JAKARTA-Pengamat politik Rocky Gerung menyampaikan kritik tajam terhadap keputusan Komisi Pemberantasan Korupsi (KPK) yang tidak menganggap penggunaan jet pribadi oleh anak presiden sebagai bentuk gratifikasi.
Menurut Rocky Gerung keputusan KPK ini bukan hanya tidak masuk akal tetapi mencerminkan kebijakan yang absurd dalam menangani dugaan gratifikasi pada lingkaran keluarga pejabat tinggi.
Rocky Gerung menjelaskan bahwa penggunaan "kartu keluarga terpisah" sebagai dasar keputusan KPK adalah alasan yang terlalu teknis dan menutup mata terhadap prinsip "sphere of influence" atau lingkup pengaruh.
"Kalau sudah begini hanya satu kata yang cocok, dungu!" tegas Rocky Gerung yang dikutip dari youtube pribadinya.
Menurutnya KPK telah menggunakan logika yang terkesan direkayasa demi menyesuaikan definisi gratifikasi agar kasus tersebut seolah tidak memenuhi kriteria hukum.
"Masalah gratifikasi bukan sekadar siapa yang tinggal satu rumah tetapi siapa yang berada di bawah pengaruh kekuasaan seorang pejabat tinggi apalagi presiden," ujarnya.
Ia menambahkan bahwa selama seseorang masih berada dalam lingkaran pengaruh kekuasaan potensi gratifikasi tetap ada.
"Anak-anak pejabat punya akses dan pengaruh yang luas. Ini soal relasi kuasa, bukan hanya soal administrasi keluarga," kata Rocky Gerung.

--*--

> **Daftar Tugas**:
1 – Berdasarkan kutipan dokumen, mengapa Rocky Gerung menilai alasan "kartu keluarga terpisah" yang dipakai KPK tidak tepat? Jawab dalam satu sampai tiga kalimat.
2 – Salin ulang persis baris-baris data, mulai dari baris pertama data dan terus sampai baris yang memuat "metric-label-wrap: 订单金额 xyxy=(519,243,587,262)". Baris pertama dan baris terakhir itu ikut disalin.
Baris-baris data tidak ada hubungannya dengan kutipan dokumen.

--*--

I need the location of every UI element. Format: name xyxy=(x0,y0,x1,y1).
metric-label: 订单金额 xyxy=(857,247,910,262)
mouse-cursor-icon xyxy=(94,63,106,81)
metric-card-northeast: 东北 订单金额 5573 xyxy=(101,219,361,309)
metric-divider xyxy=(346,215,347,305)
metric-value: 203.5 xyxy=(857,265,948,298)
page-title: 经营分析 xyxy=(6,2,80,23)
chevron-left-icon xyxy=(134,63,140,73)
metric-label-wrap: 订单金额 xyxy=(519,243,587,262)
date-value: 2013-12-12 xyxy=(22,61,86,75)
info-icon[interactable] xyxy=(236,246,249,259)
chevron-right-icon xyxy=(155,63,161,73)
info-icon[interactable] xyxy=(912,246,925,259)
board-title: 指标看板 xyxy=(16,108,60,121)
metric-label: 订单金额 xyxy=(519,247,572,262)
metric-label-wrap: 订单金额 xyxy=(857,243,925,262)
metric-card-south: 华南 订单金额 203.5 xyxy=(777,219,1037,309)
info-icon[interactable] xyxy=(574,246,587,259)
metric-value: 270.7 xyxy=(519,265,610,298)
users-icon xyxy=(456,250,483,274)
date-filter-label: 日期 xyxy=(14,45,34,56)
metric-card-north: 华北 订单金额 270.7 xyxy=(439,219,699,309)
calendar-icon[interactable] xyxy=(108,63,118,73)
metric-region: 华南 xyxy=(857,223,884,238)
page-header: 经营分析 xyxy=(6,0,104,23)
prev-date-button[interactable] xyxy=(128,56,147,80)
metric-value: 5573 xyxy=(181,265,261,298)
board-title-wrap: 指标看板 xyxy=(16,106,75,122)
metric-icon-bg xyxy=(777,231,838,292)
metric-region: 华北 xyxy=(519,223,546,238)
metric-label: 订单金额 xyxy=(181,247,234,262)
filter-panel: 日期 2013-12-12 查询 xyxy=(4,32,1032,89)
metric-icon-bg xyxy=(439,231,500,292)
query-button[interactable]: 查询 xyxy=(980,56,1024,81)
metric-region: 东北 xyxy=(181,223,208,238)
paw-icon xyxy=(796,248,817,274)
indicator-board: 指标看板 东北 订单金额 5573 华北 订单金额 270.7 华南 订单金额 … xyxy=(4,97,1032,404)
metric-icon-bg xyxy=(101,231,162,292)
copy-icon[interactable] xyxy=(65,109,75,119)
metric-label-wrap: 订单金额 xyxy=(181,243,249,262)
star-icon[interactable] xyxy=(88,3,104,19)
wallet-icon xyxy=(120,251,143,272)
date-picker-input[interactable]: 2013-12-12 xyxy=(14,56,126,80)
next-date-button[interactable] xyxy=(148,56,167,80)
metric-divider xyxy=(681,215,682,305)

--*--

> **Jawaban yang Diharapkan**:
1 – Menurutnya, alasan itu terlalu teknis dan menutup mata terhadap prinsip "sphere of influence" atau lingkup pengaruh. Masalah gratifikasi bukan sekadar soal siapa yang tinggal satu rumah, melainkan siapa yang berada di bawah pengaruh kekuasaan seorang pejabat tinggi, apalagi presiden. Selama seseorang masih berada dalam lingkaran pengaruh kekuasaan, potensi gratifikasi tetap ada.

2 –
I need the location of every UI element. Format: name xyxy=(x0,y0,x1,y1).
metric-label: 订单金额 xyxy=(857,247,910,262)
mouse-cursor-icon xyxy=(94,63,106,81)
metric-card-northeast: 东北 订单金额 5573 xyxy=(101,219,361,309)
metric-divider xyxy=(346,215,347,305)
metric-value: 203.5 xyxy=(857,265,948,298)
page-title: 经营分析 xyxy=(6,2,80,23)
chevron-left-icon xyxy=(134,63,140,73)
metric-label-wrap: 订单金额 xyxy=(519,243,587,262)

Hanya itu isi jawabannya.